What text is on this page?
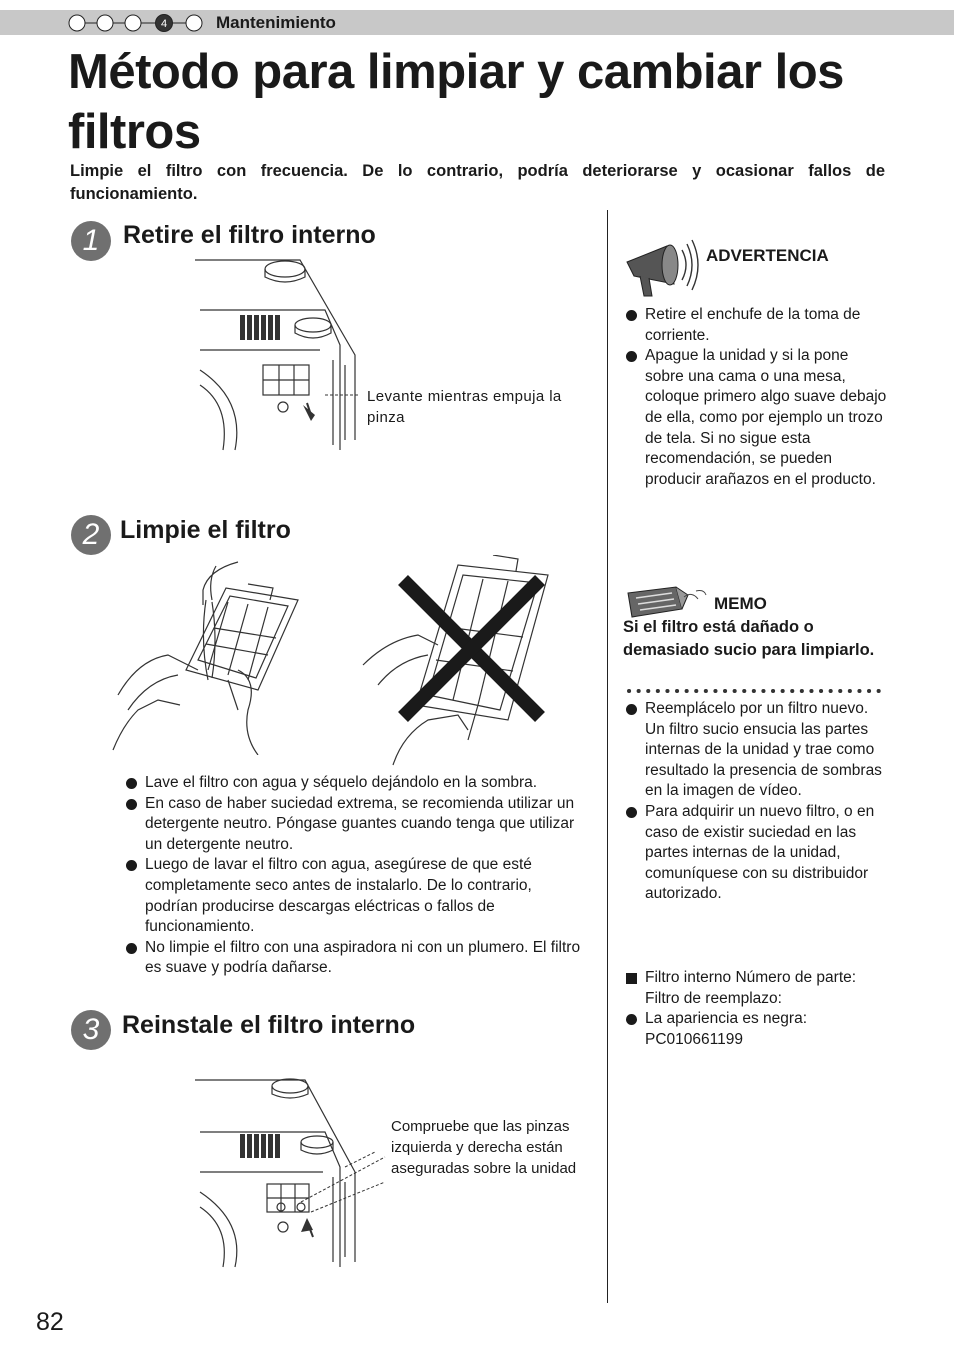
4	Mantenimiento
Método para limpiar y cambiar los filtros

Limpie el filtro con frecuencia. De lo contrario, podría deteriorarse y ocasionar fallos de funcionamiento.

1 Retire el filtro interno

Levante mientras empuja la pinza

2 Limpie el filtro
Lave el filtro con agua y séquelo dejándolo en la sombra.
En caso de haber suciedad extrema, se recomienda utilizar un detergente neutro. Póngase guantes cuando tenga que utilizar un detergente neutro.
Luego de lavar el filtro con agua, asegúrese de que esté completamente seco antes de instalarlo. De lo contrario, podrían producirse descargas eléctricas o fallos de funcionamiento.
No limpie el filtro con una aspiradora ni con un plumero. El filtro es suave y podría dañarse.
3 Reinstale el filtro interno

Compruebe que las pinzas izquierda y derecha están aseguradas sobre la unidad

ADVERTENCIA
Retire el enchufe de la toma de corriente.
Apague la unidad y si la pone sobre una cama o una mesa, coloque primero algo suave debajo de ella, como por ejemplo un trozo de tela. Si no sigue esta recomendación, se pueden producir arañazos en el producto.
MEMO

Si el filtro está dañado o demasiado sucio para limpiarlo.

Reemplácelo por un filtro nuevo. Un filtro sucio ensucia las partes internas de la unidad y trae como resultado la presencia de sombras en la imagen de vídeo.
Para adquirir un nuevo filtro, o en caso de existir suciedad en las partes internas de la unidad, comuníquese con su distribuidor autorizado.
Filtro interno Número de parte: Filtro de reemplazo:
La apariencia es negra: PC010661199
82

- - -

## Exercise prompt
Quote the entries above word for word. Leave the images out.

## Output for this exercise
What text is on this page?
4	Mantenimiento
Método para limpiar y cambiar los filtros

Limpie el filtro con frecuencia. De lo contrario, podría deteriorarse y ocasionar fallos de funcionamiento.

1 Retire el filtro interno

Levante mientras empuja la pinza

2 Limpie el filtro
Lave el filtro con agua y séquelo dejándolo en la sombra.
En caso de haber suciedad extrema, se recomienda utilizar un detergente neutro. Póngase guantes cuando tenga que utilizar un detergente neutro.
Luego de lavar el filtro con agua, asegúrese de que esté completamente seco antes de instalarlo. De lo contrario, podrían producirse descargas eléctricas o fallos de funcionamiento.
No limpie el filtro con una aspiradora ni con un plumero. El filtro es suave y podría dañarse.
3 Reinstale el filtro interno

Compruebe que las pinzas izquierda y derecha están aseguradas sobre la unidad

ADVERTENCIA
Retire el enchufe de la toma de corriente.
Apague la unidad y si la pone sobre una cama o una mesa, coloque primero algo suave debajo de ella, como por ejemplo un trozo de tela. Si no sigue esta recomendación, se pueden producir arañazos en el producto.
MEMO

Si el filtro está dañado o demasiado sucio para limpiarlo.

Reemplácelo por un filtro nuevo. Un filtro sucio ensucia las partes internas de la unidad y trae como resultado la presencia de sombras en la imagen de vídeo.
Para adquirir un nuevo filtro, o en caso de existir suciedad en las partes internas de la unidad, comuníquese con su distribuidor autorizado.
Filtro interno Número de parte: Filtro de reemplazo:
La apariencia es negra: PC010661199
82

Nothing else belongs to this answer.